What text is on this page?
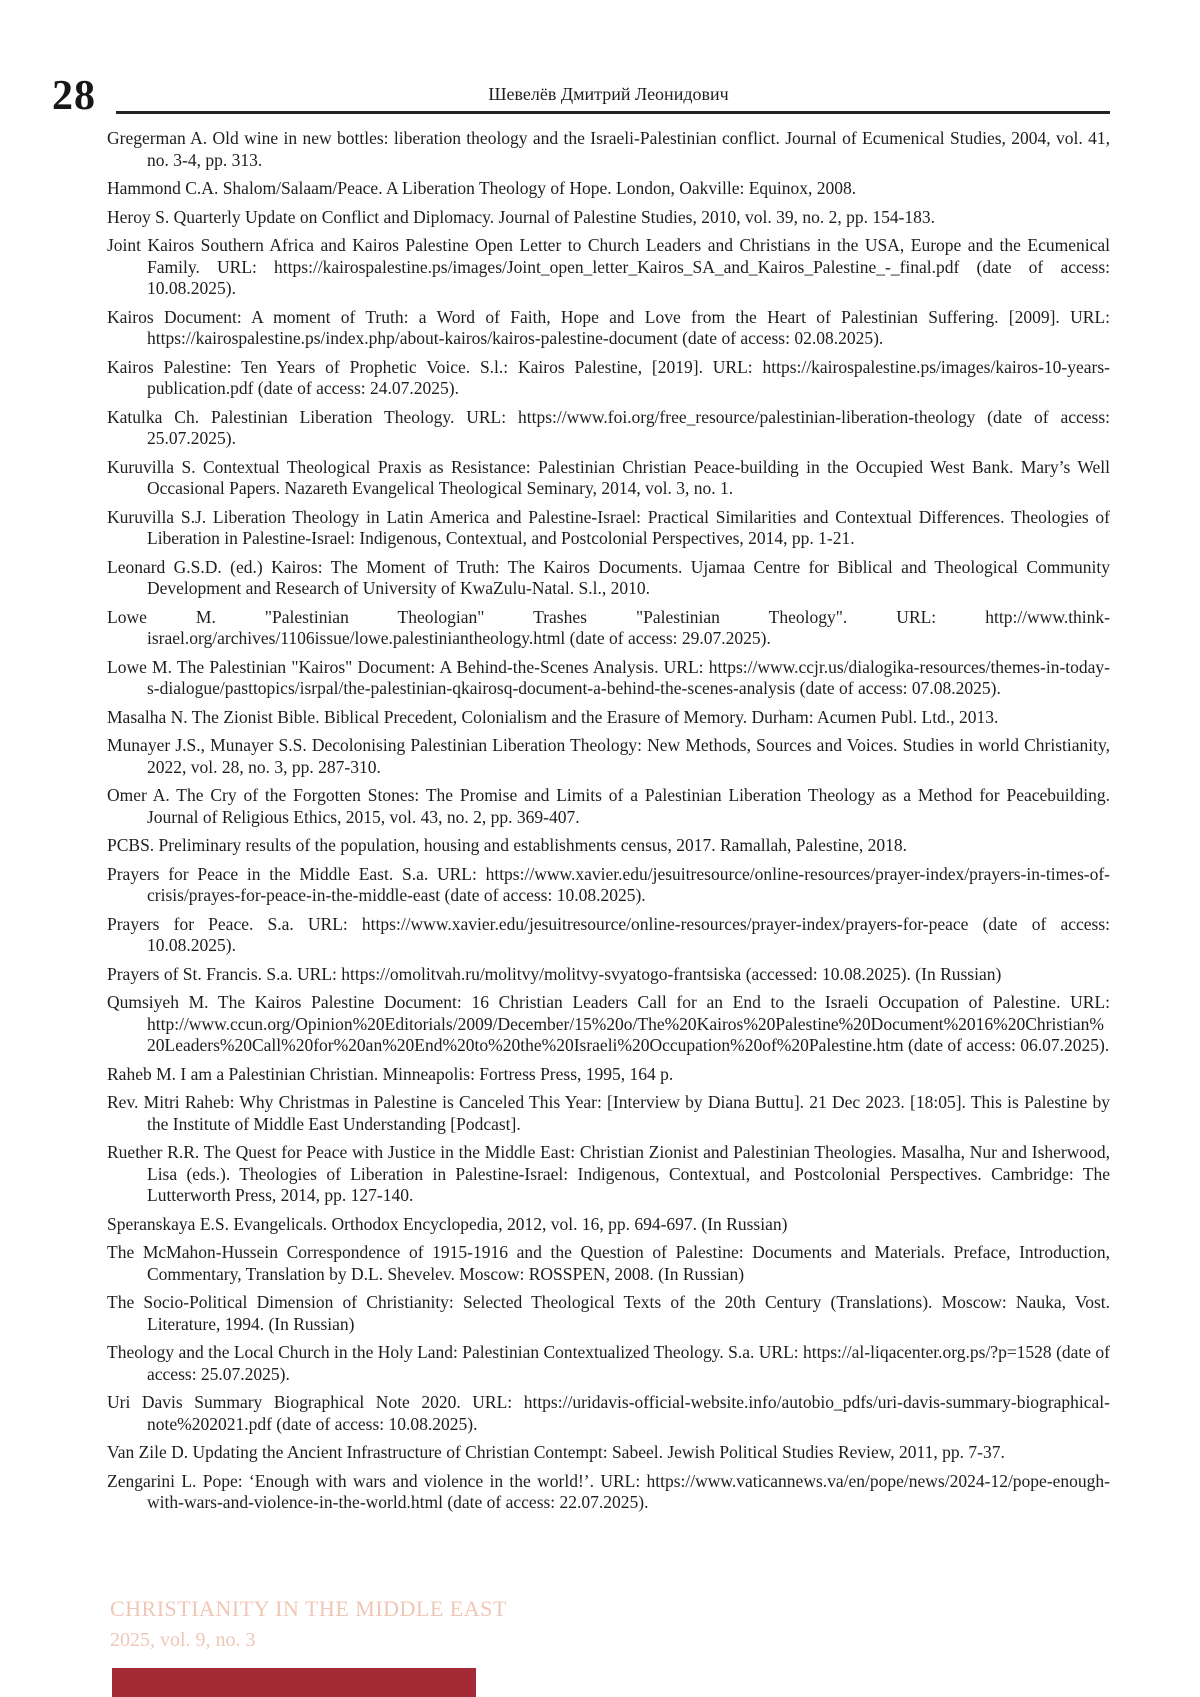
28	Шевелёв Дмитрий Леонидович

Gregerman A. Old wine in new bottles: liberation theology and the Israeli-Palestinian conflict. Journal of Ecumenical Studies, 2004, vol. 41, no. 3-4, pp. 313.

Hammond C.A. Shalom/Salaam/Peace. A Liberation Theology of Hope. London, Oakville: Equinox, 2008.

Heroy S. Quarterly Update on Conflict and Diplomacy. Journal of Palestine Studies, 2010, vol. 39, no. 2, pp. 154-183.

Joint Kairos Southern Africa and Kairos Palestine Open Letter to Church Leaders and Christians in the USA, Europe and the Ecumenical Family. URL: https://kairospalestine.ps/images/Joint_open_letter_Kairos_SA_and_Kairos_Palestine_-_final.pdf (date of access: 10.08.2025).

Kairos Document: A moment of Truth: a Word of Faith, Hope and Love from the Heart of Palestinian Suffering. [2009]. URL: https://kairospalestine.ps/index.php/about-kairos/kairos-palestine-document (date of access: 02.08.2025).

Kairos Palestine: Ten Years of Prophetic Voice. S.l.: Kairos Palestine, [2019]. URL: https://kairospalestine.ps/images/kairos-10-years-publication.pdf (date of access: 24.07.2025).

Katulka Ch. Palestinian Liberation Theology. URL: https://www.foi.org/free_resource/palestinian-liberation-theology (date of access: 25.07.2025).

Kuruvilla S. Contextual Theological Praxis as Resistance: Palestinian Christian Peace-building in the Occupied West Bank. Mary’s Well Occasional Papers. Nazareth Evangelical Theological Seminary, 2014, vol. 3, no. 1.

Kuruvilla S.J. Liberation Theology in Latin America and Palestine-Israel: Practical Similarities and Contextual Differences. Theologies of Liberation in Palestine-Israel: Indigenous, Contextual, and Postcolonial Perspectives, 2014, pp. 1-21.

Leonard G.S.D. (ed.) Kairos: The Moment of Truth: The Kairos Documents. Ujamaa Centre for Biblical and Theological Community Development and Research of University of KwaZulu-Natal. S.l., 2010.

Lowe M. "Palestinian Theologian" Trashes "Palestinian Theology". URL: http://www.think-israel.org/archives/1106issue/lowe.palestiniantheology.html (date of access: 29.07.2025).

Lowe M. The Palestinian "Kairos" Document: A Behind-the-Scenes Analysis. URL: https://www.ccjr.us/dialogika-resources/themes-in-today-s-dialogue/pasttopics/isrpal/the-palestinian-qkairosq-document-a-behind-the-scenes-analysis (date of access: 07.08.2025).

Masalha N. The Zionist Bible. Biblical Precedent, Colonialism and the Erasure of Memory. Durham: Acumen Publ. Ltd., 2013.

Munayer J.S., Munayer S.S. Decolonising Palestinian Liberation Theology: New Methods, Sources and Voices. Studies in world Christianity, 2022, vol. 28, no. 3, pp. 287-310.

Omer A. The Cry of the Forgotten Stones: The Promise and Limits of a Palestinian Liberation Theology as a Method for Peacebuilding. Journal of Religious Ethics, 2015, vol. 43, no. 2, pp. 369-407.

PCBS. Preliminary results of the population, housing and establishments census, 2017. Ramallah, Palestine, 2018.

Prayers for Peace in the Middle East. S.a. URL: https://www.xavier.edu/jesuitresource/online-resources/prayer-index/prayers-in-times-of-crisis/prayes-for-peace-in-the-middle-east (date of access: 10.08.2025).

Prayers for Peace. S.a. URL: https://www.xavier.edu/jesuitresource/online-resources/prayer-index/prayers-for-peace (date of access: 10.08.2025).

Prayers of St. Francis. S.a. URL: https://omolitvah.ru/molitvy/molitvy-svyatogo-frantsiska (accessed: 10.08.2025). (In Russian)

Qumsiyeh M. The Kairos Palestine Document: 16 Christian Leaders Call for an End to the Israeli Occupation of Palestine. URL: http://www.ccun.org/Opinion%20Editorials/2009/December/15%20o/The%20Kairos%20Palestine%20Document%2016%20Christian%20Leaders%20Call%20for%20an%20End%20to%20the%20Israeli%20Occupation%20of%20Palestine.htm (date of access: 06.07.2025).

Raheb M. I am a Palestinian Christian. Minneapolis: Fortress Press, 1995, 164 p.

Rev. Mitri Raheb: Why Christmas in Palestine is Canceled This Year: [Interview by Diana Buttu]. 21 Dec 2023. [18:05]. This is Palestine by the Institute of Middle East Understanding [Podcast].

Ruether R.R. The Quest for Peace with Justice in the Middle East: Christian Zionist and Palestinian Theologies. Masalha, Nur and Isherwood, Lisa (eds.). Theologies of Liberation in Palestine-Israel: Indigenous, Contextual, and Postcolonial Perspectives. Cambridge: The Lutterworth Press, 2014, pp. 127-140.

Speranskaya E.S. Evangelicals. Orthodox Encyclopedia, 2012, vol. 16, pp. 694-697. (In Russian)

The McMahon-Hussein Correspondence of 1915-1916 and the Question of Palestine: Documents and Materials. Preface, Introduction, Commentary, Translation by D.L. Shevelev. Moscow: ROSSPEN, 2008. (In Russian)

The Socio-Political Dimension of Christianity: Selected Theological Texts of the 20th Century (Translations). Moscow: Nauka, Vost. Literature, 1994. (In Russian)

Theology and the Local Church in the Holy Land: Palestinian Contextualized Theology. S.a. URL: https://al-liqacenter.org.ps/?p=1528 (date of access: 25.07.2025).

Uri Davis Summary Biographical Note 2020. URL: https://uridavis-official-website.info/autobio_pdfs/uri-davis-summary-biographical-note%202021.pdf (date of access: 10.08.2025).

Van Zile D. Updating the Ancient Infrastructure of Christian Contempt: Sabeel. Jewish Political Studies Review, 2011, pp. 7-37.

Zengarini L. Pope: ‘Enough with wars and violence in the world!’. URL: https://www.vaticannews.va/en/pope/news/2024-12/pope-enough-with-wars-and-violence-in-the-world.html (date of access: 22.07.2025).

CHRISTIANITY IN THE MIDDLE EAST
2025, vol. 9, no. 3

####

DIRECTIONS FOR THIS TASK
Repeat the records above exactly, leaving out the pictures.

FULL SOLUTION
What text is on this page?
28	Шевелёв Дмитрий Леонидович

Gregerman A. Old wine in new bottles: liberation theology and the Israeli-Palestinian conflict. Journal of Ecumenical Studies, 2004, vol. 41, no. 3-4, pp. 313.

Hammond C.A. Shalom/Salaam/Peace. A Liberation Theology of Hope. London, Oakville: Equinox, 2008.

Heroy S. Quarterly Update on Conflict and Diplomacy. Journal of Palestine Studies, 2010, vol. 39, no. 2, pp. 154-183.

Joint Kairos Southern Africa and Kairos Palestine Open Letter to Church Leaders and Christians in the USA, Europe and the Ecumenical Family. URL: https://kairospalestine.ps/images/Joint_open_letter_Kairos_SA_and_Kairos_Palestine_-_final.pdf (date of access: 10.08.2025).

Kairos Document: A moment of Truth: a Word of Faith, Hope and Love from the Heart of Palestinian Suffering. [2009]. URL: https://kairospalestine.ps/index.php/about-kairos/kairos-palestine-document (date of access: 02.08.2025).

Kairos Palestine: Ten Years of Prophetic Voice. S.l.: Kairos Palestine, [2019]. URL: https://kairospalestine.ps/images/kairos-10-years-publication.pdf (date of access: 24.07.2025).

Katulka Ch. Palestinian Liberation Theology. URL: https://www.foi.org/free_resource/palestinian-liberation-theology (date of access: 25.07.2025).

Kuruvilla S. Contextual Theological Praxis as Resistance: Palestinian Christian Peace-building in the Occupied West Bank. Mary’s Well Occasional Papers. Nazareth Evangelical Theological Seminary, 2014, vol. 3, no. 1.

Kuruvilla S.J. Liberation Theology in Latin America and Palestine-Israel: Practical Similarities and Contextual Differences. Theologies of Liberation in Palestine-Israel: Indigenous, Contextual, and Postcolonial Perspectives, 2014, pp. 1-21.

Leonard G.S.D. (ed.) Kairos: The Moment of Truth: The Kairos Documents. Ujamaa Centre for Biblical and Theological Community Development and Research of University of KwaZulu-Natal. S.l., 2010.

Lowe M. "Palestinian Theologian" Trashes "Palestinian Theology". URL: http://www.think-israel.org/archives/1106issue/lowe.palestiniantheology.html (date of access: 29.07.2025).

Lowe M. The Palestinian "Kairos" Document: A Behind-the-Scenes Analysis. URL: https://www.ccjr.us/dialogika-resources/themes-in-today-s-dialogue/pasttopics/isrpal/the-palestinian-qkairosq-document-a-behind-the-scenes-analysis (date of access: 07.08.2025).

Masalha N. The Zionist Bible. Biblical Precedent, Colonialism and the Erasure of Memory. Durham: Acumen Publ. Ltd., 2013.

Munayer J.S., Munayer S.S. Decolonising Palestinian Liberation Theology: New Methods, Sources and Voices. Studies in world Christianity, 2022, vol. 28, no. 3, pp. 287-310.

Omer A. The Cry of the Forgotten Stones: The Promise and Limits of a Palestinian Liberation Theology as a Method for Peacebuilding. Journal of Religious Ethics, 2015, vol. 43, no. 2, pp. 369-407.

PCBS. Preliminary results of the population, housing and establishments census, 2017. Ramallah, Palestine, 2018.

Prayers for Peace in the Middle East. S.a. URL: https://www.xavier.edu/jesuitresource/online-resources/prayer-index/prayers-in-times-of-crisis/prayes-for-peace-in-the-middle-east (date of access: 10.08.2025).

Prayers for Peace. S.a. URL: https://www.xavier.edu/jesuitresource/online-resources/prayer-index/prayers-for-peace (date of access: 10.08.2025).

Prayers of St. Francis. S.a. URL: https://omolitvah.ru/molitvy/molitvy-svyatogo-frantsiska (accessed: 10.08.2025). (In Russian)

Qumsiyeh M. The Kairos Palestine Document: 16 Christian Leaders Call for an End to the Israeli Occupation of Palestine. URL: http://www.ccun.org/Opinion%20Editorials/2009/December/15%20o/The%20Kairos%20Palestine%20Document%2016%20Christian%20Leaders%20Call%20for%20an%20End%20to%20the%20Israeli%20Occupation%20of%20Palestine.htm (date of access: 06.07.2025).

Raheb M. I am a Palestinian Christian. Minneapolis: Fortress Press, 1995, 164 p.

Rev. Mitri Raheb: Why Christmas in Palestine is Canceled This Year: [Interview by Diana Buttu]. 21 Dec 2023. [18:05]. This is Palestine by the Institute of Middle East Understanding [Podcast].

Ruether R.R. The Quest for Peace with Justice in the Middle East: Christian Zionist and Palestinian Theologies. Masalha, Nur and Isherwood, Lisa (eds.). Theologies of Liberation in Palestine-Israel: Indigenous, Contextual, and Postcolonial Perspectives. Cambridge: The Lutterworth Press, 2014, pp. 127-140.

Speranskaya E.S. Evangelicals. Orthodox Encyclopedia, 2012, vol. 16, pp. 694-697. (In Russian)

The McMahon-Hussein Correspondence of 1915-1916 and the Question of Palestine: Documents and Materials. Preface, Introduction, Commentary, Translation by D.L. Shevelev. Moscow: ROSSPEN, 2008. (In Russian)

The Socio-Political Dimension of Christianity: Selected Theological Texts of the 20th Century (Translations). Moscow: Nauka, Vost. Literature, 1994. (In Russian)

Theology and the Local Church in the Holy Land: Palestinian Contextualized Theology. S.a. URL: https://al-liqacenter.org.ps/?p=1528 (date of access: 25.07.2025).

Uri Davis Summary Biographical Note 2020. URL: https://uridavis-official-website.info/autobio_pdfs/uri-davis-summary-biographical-note%202021.pdf (date of access: 10.08.2025).

Van Zile D. Updating the Ancient Infrastructure of Christian Contempt: Sabeel. Jewish Political Studies Review, 2011, pp. 7-37.

Zengarini L. Pope: ‘Enough with wars and violence in the world!’. URL: https://www.vaticannews.va/en/pope/news/2024-12/pope-enough-with-wars-and-violence-in-the-world.html (date of access: 22.07.2025).

CHRISTIANITY IN THE MIDDLE EAST
2025, vol. 9, no. 3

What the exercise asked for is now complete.